What is being asked - Echo the part of the items that opens with the line containing "curve bbox=[47, 183, 498, 241]" and closes with the line containing "y2-tick-label: 30 bbox=[553, 181, 565, 192]", with nothing changed.

___ Material to process

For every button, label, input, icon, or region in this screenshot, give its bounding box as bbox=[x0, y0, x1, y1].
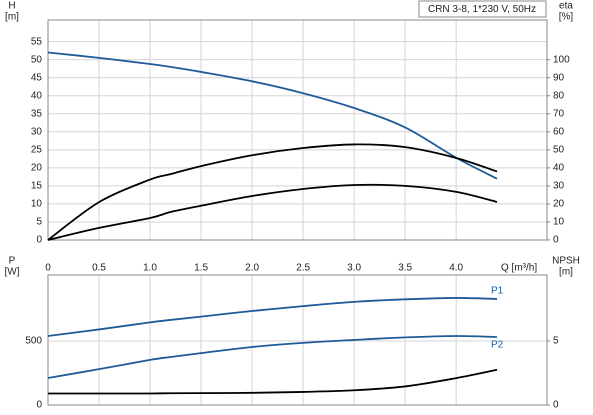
curve bbox=[47, 183, 498, 241]
y-tick-label: 10 bbox=[31, 199, 43, 210]
y-tick-label: 45 bbox=[31, 72, 43, 83]
curve bbox=[48, 368, 498, 395]
title-box bbox=[418, 0, 547, 18]
y2-tick-label: 0 bbox=[553, 400, 559, 411]
y-axis-unit: [W] bbox=[5, 267, 20, 278]
y-axis-label: P bbox=[9, 256, 16, 267]
curve bbox=[47, 297, 498, 337]
y2-tick-label: 5 bbox=[553, 336, 559, 347]
y-tick-label: 55 bbox=[31, 36, 43, 47]
x-tick-label: 3.5 bbox=[398, 263, 412, 274]
plot-frame bbox=[47, 19, 548, 241]
y-tick-label: 30 bbox=[31, 126, 43, 137]
curve bbox=[47, 335, 498, 379]
curve bbox=[47, 143, 498, 241]
y-tick-label: 50 bbox=[31, 54, 43, 65]
curve-label: P2 bbox=[491, 340, 504, 351]
y-axis-unit: [m] bbox=[5, 12, 19, 23]
y2-axis-label: NPSH bbox=[552, 256, 580, 267]
y-tick-label: 40 bbox=[31, 90, 43, 101]
y2-tick-label: 0 bbox=[553, 235, 559, 246]
curve-label: P1 bbox=[491, 286, 504, 297]
x-tick-label: 0.5 bbox=[92, 263, 106, 274]
x-tick-label: 4.0 bbox=[449, 263, 463, 274]
y-tick-label: 20 bbox=[31, 163, 43, 174]
y2-axis-unit: [%] bbox=[559, 12, 574, 23]
y-axis-label: H bbox=[8, 1, 15, 12]
y-tick-label: 5 bbox=[36, 217, 42, 228]
curve bbox=[47, 51, 498, 180]
x-tick-label: 3.0 bbox=[347, 263, 361, 274]
y2-tick-label: 10 bbox=[553, 217, 565, 228]
x-tick-label: 2.0 bbox=[245, 263, 259, 274]
y2-tick-label: 50 bbox=[553, 144, 565, 155]
y-tick-label: 0 bbox=[36, 400, 42, 411]
y-tick-label: 25 bbox=[31, 144, 43, 155]
y2-tick-label: 90 bbox=[553, 72, 565, 83]
y2-tick-label: 20 bbox=[553, 199, 565, 210]
y-tick-label: 35 bbox=[31, 108, 43, 119]
y2-axis-unit: [m] bbox=[559, 267, 573, 278]
x-tick-label: 1.0 bbox=[143, 263, 157, 274]
y2-tick-label: 40 bbox=[553, 163, 565, 174]
plot-frame bbox=[47, 274, 548, 406]
x-axis-label: Q [m³/h] bbox=[501, 263, 537, 274]
y2-tick-label: 100 bbox=[553, 54, 570, 65]
x-tick-label: 2.5 bbox=[296, 263, 310, 274]
chart-title: CRN 3-8, 1*230 V, 50Hz bbox=[428, 4, 536, 15]
y2-axis-label: eta bbox=[559, 1, 573, 12]
y-tick-label: 500 bbox=[25, 336, 42, 347]
y-tick-label: 15 bbox=[31, 181, 43, 192]
y-tick-label: 0 bbox=[36, 235, 42, 246]
x-tick-label: 0 bbox=[45, 263, 51, 274]
y2-tick-label: 60 bbox=[553, 126, 565, 137]
x-tick-label: 1.5 bbox=[194, 263, 208, 274]
y2-tick-label: 70 bbox=[553, 108, 565, 119]
y2-tick-label: 80 bbox=[553, 90, 565, 101]
y2-tick-label: 30 bbox=[553, 181, 565, 192]
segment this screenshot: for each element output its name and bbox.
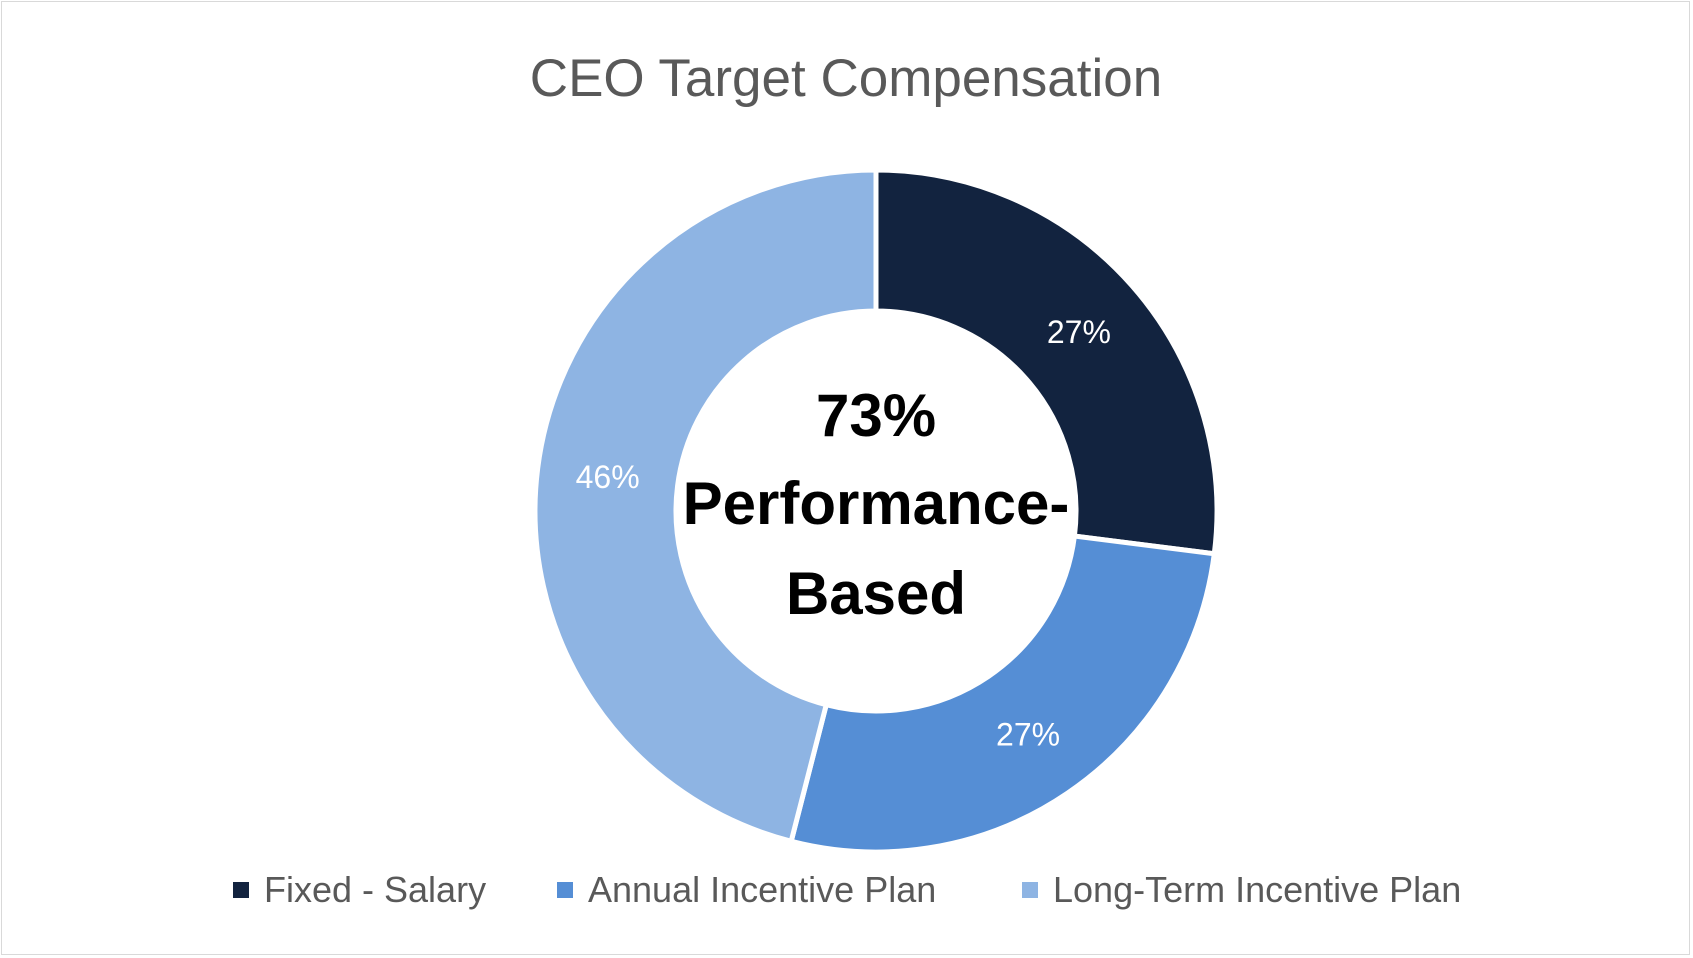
legend-swatch-1 (557, 882, 573, 898)
center-text-line3: Based (786, 560, 966, 627)
donut-slice-1 (788, 533, 1218, 855)
data-label-1: 27% (996, 717, 1060, 753)
center-text-percent: 73% (816, 382, 936, 449)
legend-label-0: Fixed - Salary (264, 869, 486, 910)
legend-label-1: Annual Incentive Plan (588, 869, 936, 910)
chart-title: CEO Target Compensation (530, 49, 1162, 108)
donut-slice-2 (532, 167, 879, 845)
legend-swatch-2 (1022, 882, 1038, 898)
data-label-0: 27% (1047, 314, 1111, 350)
data-label-2: 46% (576, 459, 640, 495)
legend-swatch-0 (233, 882, 249, 898)
legend-label-2: Long-Term Incentive Plan (1053, 869, 1461, 910)
center-text-line2: Performance- (683, 470, 1070, 537)
donut-slice-0 (873, 167, 1220, 557)
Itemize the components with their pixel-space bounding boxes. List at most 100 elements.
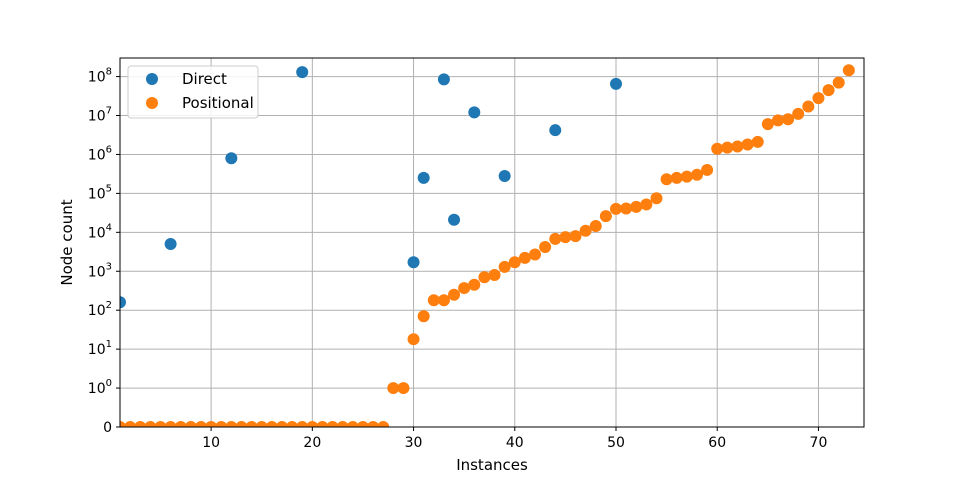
positional-point bbox=[356, 421, 369, 427]
legend: Direct Positional bbox=[127, 65, 259, 119]
x-tick-label: 40 bbox=[506, 435, 524, 451]
positional-point bbox=[549, 232, 562, 245]
y-tick-label: 103 bbox=[88, 261, 112, 280]
positional-point bbox=[599, 210, 612, 223]
positional-point bbox=[508, 256, 521, 269]
x-tick-label: 70 bbox=[810, 435, 828, 451]
x-tick-label: 60 bbox=[708, 435, 726, 451]
positional-point bbox=[842, 64, 855, 77]
x-tick-label: 20 bbox=[303, 435, 321, 451]
positional-point bbox=[407, 333, 420, 346]
y-tick-label: 106 bbox=[88, 144, 112, 163]
positional-point bbox=[154, 421, 167, 427]
positional-point bbox=[468, 278, 481, 291]
y-tick-label: 100 bbox=[88, 378, 112, 397]
positional-point bbox=[711, 142, 724, 155]
positional-point bbox=[134, 421, 147, 427]
positional-point bbox=[296, 421, 309, 427]
positional-point bbox=[225, 421, 238, 427]
positional-point bbox=[650, 192, 663, 205]
positional-point bbox=[346, 421, 359, 427]
x-tick-label: 10 bbox=[202, 435, 220, 451]
positional-point bbox=[427, 294, 440, 307]
positional-point bbox=[812, 92, 825, 105]
plot-frame bbox=[119, 57, 865, 428]
y-tick-label: 105 bbox=[88, 183, 112, 202]
x-axis-ticks: 10 20 30 40 50 60 70 bbox=[202, 427, 827, 451]
positional-point bbox=[518, 251, 531, 264]
direct-point bbox=[549, 124, 562, 137]
positional-point bbox=[397, 382, 410, 395]
positional-point bbox=[387, 382, 400, 395]
positional-point bbox=[539, 240, 552, 253]
positional-point bbox=[630, 200, 643, 213]
positional-point bbox=[589, 220, 602, 233]
direct-point bbox=[120, 296, 126, 309]
positional-point bbox=[832, 76, 845, 89]
legend-marker bbox=[146, 73, 158, 85]
direct-point bbox=[468, 106, 481, 119]
direct-point bbox=[164, 238, 177, 251]
positional-point bbox=[680, 170, 693, 183]
positional-point bbox=[559, 231, 572, 244]
positional-point bbox=[124, 421, 137, 427]
positional-point bbox=[286, 421, 299, 427]
direct-point bbox=[417, 171, 430, 184]
direct-point bbox=[448, 213, 461, 226]
positional-point bbox=[792, 107, 805, 120]
positional-point bbox=[184, 421, 197, 427]
y-axis-label: Node count bbox=[58, 199, 76, 285]
positional-point bbox=[620, 202, 633, 215]
positional-point bbox=[569, 230, 582, 243]
positional-point bbox=[741, 138, 754, 151]
positional-point bbox=[640, 198, 653, 211]
direct-point bbox=[437, 73, 450, 86]
positional-point bbox=[488, 269, 501, 282]
positional-point bbox=[478, 271, 491, 284]
direct-point bbox=[498, 169, 511, 182]
positional-point bbox=[690, 168, 703, 181]
positional-point bbox=[529, 248, 542, 261]
positional-point bbox=[437, 294, 450, 307]
y-tick-label: 101 bbox=[88, 339, 112, 358]
positional-point bbox=[377, 421, 390, 427]
positional-point bbox=[367, 421, 380, 427]
positional-point bbox=[265, 421, 278, 427]
legend-label: Direct bbox=[182, 70, 227, 88]
positional-point bbox=[164, 421, 177, 427]
positional-point bbox=[802, 100, 815, 113]
legend-marker bbox=[146, 97, 158, 109]
positional-point bbox=[144, 421, 157, 427]
positional-point bbox=[205, 421, 218, 427]
positional-point bbox=[822, 84, 835, 97]
positional-point bbox=[174, 421, 187, 427]
grid bbox=[120, 58, 864, 428]
positional-point bbox=[215, 421, 228, 427]
x-tick-label: 50 bbox=[607, 435, 625, 451]
positional-point bbox=[771, 114, 784, 127]
direct-point bbox=[610, 77, 622, 90]
positional-point bbox=[417, 310, 430, 323]
positional-point bbox=[245, 421, 258, 427]
positional-point bbox=[782, 113, 795, 126]
positional-point bbox=[306, 421, 319, 427]
positional-point bbox=[670, 171, 683, 184]
positional-point bbox=[731, 140, 744, 153]
positional-point bbox=[751, 135, 764, 148]
x-tick-label: 30 bbox=[405, 435, 423, 451]
legend-box bbox=[127, 65, 259, 119]
direct-point bbox=[296, 66, 309, 79]
positional-point bbox=[498, 260, 511, 273]
positional-point bbox=[275, 421, 288, 427]
data-points bbox=[120, 64, 855, 427]
positional-point bbox=[761, 118, 774, 131]
y-tick-label: 107 bbox=[88, 106, 112, 125]
positional-point bbox=[721, 141, 734, 154]
legend-label: Positional bbox=[182, 94, 254, 112]
positional-point bbox=[579, 224, 592, 237]
y-tick-label: 102 bbox=[88, 300, 112, 319]
x-axis-label: Instances bbox=[456, 456, 528, 474]
positional-point bbox=[316, 421, 329, 427]
positional-point bbox=[660, 173, 673, 186]
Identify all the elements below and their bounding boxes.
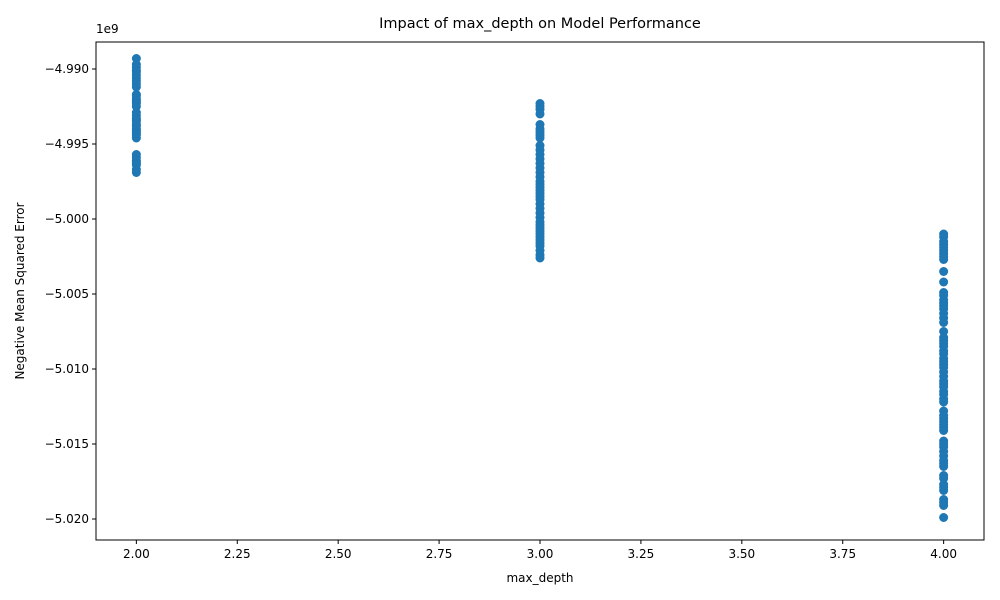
x-tick-label: 3.50 [728,547,755,561]
data-point [939,426,949,435]
y-tick-label: −4.995 [45,137,89,151]
data-point [535,133,545,143]
data-points [131,54,949,522]
y-tick-label: −5.000 [45,212,89,226]
x-axis: 2.00 2.25 2.50 2.75 3.00 3.25 3.50 3.75 4.00 [123,540,957,561]
x-tick-label: 2.25 [224,547,251,561]
y-tick-label: −4.990 [45,62,89,76]
data-point [939,462,949,471]
y-tick-label: −5.015 [45,437,89,451]
data-point [939,486,949,495]
data-point [131,133,141,143]
y-tick-label: −5.020 [45,512,89,526]
y-axis: −4.990 −4.995 −5.000 −5.005 −5.010 −5.015 −5.0… [45,62,96,526]
data-point [939,397,949,407]
x-tick-label: 3.25 [628,547,655,561]
data-point [131,82,141,92]
chart-title: Impact of max_depth on Model Performance [379,16,701,32]
y-tick-label: −5.010 [45,362,89,376]
x-tick-label: 2.00 [123,547,150,561]
x-tick-label: 3.75 [829,547,856,561]
y-tick-label: −5.005 [45,287,89,301]
x-tick-label: 2.75 [426,547,453,561]
data-point [939,513,949,522]
x-tick-label: 4.00 [930,547,957,561]
x-axis-label: max_depth [506,571,573,585]
data-point [939,318,949,327]
data-point [939,267,949,276]
data-point [939,277,949,287]
data-point [939,501,949,510]
data-point [535,109,545,119]
x-tick-label: 3.00 [527,547,554,561]
data-point [939,255,949,264]
x-tick-label: 2.50 [325,547,352,561]
data-point [535,253,545,263]
data-point [131,168,141,177]
y-axis-label: Negative Mean Squared Error [13,202,27,379]
y-offset-label: 1e9 [96,22,119,36]
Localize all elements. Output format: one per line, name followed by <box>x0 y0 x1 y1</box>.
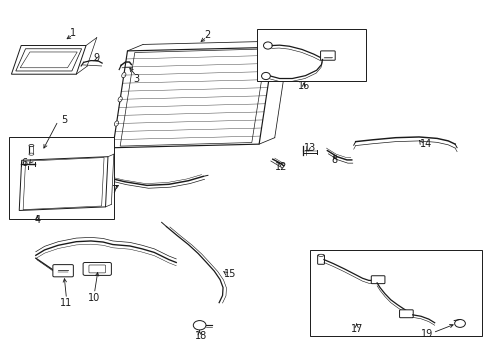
Text: 12: 12 <box>274 162 286 172</box>
Ellipse shape <box>118 97 122 102</box>
Ellipse shape <box>29 153 34 155</box>
Bar <box>9 137 114 220</box>
Text: 8: 8 <box>331 155 337 165</box>
Text: 16: 16 <box>297 81 309 91</box>
Text: 7: 7 <box>111 185 117 195</box>
Text: 17: 17 <box>350 324 362 334</box>
FancyBboxPatch shape <box>89 265 105 273</box>
FancyBboxPatch shape <box>83 262 111 275</box>
FancyBboxPatch shape <box>317 255 324 264</box>
Polygon shape <box>19 157 108 211</box>
Text: 10: 10 <box>88 293 100 303</box>
Ellipse shape <box>263 42 272 49</box>
Text: 1: 1 <box>70 28 76 38</box>
Text: 15: 15 <box>223 269 236 279</box>
Text: 13: 13 <box>304 143 316 153</box>
Bar <box>256 30 366 81</box>
FancyBboxPatch shape <box>399 310 412 318</box>
Text: 19: 19 <box>420 329 432 339</box>
Ellipse shape <box>261 72 270 80</box>
Text: 18: 18 <box>194 331 206 341</box>
Text: 11: 11 <box>61 298 73 308</box>
Text: 2: 2 <box>203 30 210 40</box>
Text: 3: 3 <box>133 73 139 84</box>
Text: 9: 9 <box>93 53 99 63</box>
Text: 5: 5 <box>61 115 67 125</box>
FancyBboxPatch shape <box>370 276 384 284</box>
Bar <box>310 250 481 336</box>
FancyBboxPatch shape <box>53 265 73 277</box>
Text: 14: 14 <box>419 139 431 149</box>
FancyBboxPatch shape <box>320 51 334 60</box>
Ellipse shape <box>122 72 126 78</box>
Ellipse shape <box>29 144 34 147</box>
Ellipse shape <box>318 254 324 256</box>
Text: 4: 4 <box>34 215 40 225</box>
Text: 6: 6 <box>21 158 27 168</box>
Ellipse shape <box>114 121 119 126</box>
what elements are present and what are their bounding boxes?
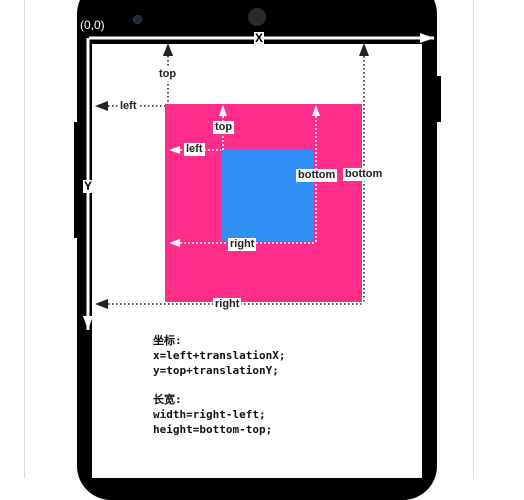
size-height-formula: height=bottom-top; (153, 423, 273, 436)
parent-left-arrowhead (95, 101, 108, 111)
parent-bottom-arrowhead (359, 43, 369, 56)
parent-bottom-label: bottom (343, 168, 385, 181)
coord-x-formula: x=left+translationX; (153, 349, 286, 362)
page-frame (24, 0, 474, 478)
parent-top-arrowhead (163, 43, 173, 56)
phone-side-button-left (74, 122, 79, 238)
camera-icon (248, 8, 266, 26)
child-right-label: right (228, 238, 257, 251)
child-view (221, 150, 313, 241)
child-top-label: top (213, 121, 235, 134)
x-axis-arrowhead (420, 33, 434, 43)
formula-notes: 坐标: x=left+translationX; y=top+translati… (153, 333, 285, 437)
child-bottom-arrowhead (312, 105, 320, 116)
phone-side-button-right (436, 76, 441, 122)
parent-right-arrowhead (95, 299, 108, 309)
parent-top-label: top (157, 68, 179, 81)
coord-heading: 坐标: (153, 334, 182, 347)
coord-y-formula: y=top+translationY; (153, 364, 279, 377)
y-axis-arrowhead (83, 316, 93, 330)
x-axis-label: X (254, 31, 265, 45)
size-width-formula: width=right-left; (153, 408, 266, 421)
size-heading: 长宽: (153, 393, 182, 406)
child-bottom-label: bottom (296, 169, 338, 182)
sensor-icon (133, 15, 142, 24)
child-left-label: left (184, 143, 205, 156)
origin-label: (0,0) (80, 18, 105, 32)
child-top-arrowhead (219, 105, 227, 116)
y-axis-label: Y (83, 179, 94, 193)
parent-right-label: right (213, 298, 242, 311)
parent-left-label: left (118, 100, 139, 113)
notes-spacer (153, 378, 285, 392)
child-right-arrowhead (169, 239, 180, 247)
child-left-arrowhead (169, 146, 180, 154)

______

Reply -
curve bbox=[47, 183, 498, 241]
y-tick-label: 10 bbox=[31, 199, 43, 210]
y-tick-label: 45 bbox=[31, 72, 43, 83]
curve bbox=[48, 368, 498, 395]
title-box bbox=[418, 0, 547, 18]
y2-tick-label: 0 bbox=[553, 400, 559, 411]
y-axis-unit: [W] bbox=[5, 267, 20, 278]
y-axis-label: P bbox=[9, 256, 16, 267]
curve bbox=[47, 297, 498, 337]
y2-tick-label: 5 bbox=[553, 336, 559, 347]
y-tick-label: 55 bbox=[31, 36, 43, 47]
x-tick-label: 3.5 bbox=[398, 263, 412, 274]
plot-frame bbox=[47, 19, 548, 241]
y-tick-label: 30 bbox=[31, 126, 43, 137]
curve bbox=[47, 335, 498, 379]
curve bbox=[47, 143, 498, 241]
y-tick-label: 50 bbox=[31, 54, 43, 65]
curve-label: P2 bbox=[491, 340, 504, 351]
y-axis-unit: [m] bbox=[5, 12, 19, 23]
y2-axis-label: NPSH bbox=[552, 256, 580, 267]
y-tick-label: 40 bbox=[31, 90, 43, 101]
y2-tick-label: 0 bbox=[553, 235, 559, 246]
curve-label: P1 bbox=[491, 286, 504, 297]
x-tick-label: 0.5 bbox=[92, 263, 106, 274]
x-tick-label: 4.0 bbox=[449, 263, 463, 274]
y-tick-label: 20 bbox=[31, 163, 43, 174]
y2-axis-unit: [%] bbox=[559, 12, 574, 23]
y-axis-label: H bbox=[8, 1, 15, 12]
y-tick-label: 5 bbox=[36, 217, 42, 228]
curve bbox=[47, 51, 498, 180]
x-tick-label: 3.0 bbox=[347, 263, 361, 274]
y2-tick-label: 10 bbox=[553, 217, 565, 228]
x-tick-label: 2.0 bbox=[245, 263, 259, 274]
y2-tick-label: 50 bbox=[553, 144, 565, 155]
y-tick-label: 0 bbox=[36, 400, 42, 411]
y-tick-label: 25 bbox=[31, 144, 43, 155]
y2-tick-label: 90 bbox=[553, 72, 565, 83]
y2-tick-label: 20 bbox=[553, 199, 565, 210]
y-tick-label: 35 bbox=[31, 108, 43, 119]
y2-axis-unit: [m] bbox=[559, 267, 573, 278]
x-tick-label: 1.0 bbox=[143, 263, 157, 274]
y2-tick-label: 40 bbox=[553, 163, 565, 174]
plot-frame bbox=[47, 274, 548, 406]
x-axis-label: Q [m³/h] bbox=[501, 263, 537, 274]
y2-tick-label: 100 bbox=[553, 54, 570, 65]
x-tick-label: 2.5 bbox=[296, 263, 310, 274]
chart-title: CRN 3-8, 1*230 V, 50Hz bbox=[428, 4, 536, 15]
y2-axis-label: eta bbox=[559, 1, 573, 12]
y-tick-label: 500 bbox=[25, 336, 42, 347]
y-tick-label: 15 bbox=[31, 181, 43, 192]
y-tick-label: 0 bbox=[36, 235, 42, 246]
x-tick-label: 0 bbox=[45, 263, 51, 274]
y2-tick-label: 60 bbox=[553, 126, 565, 137]
x-tick-label: 1.5 bbox=[194, 263, 208, 274]
y2-tick-label: 70 bbox=[553, 108, 565, 119]
y2-tick-label: 80 bbox=[553, 90, 565, 101]
y2-tick-label: 30 bbox=[553, 181, 565, 192]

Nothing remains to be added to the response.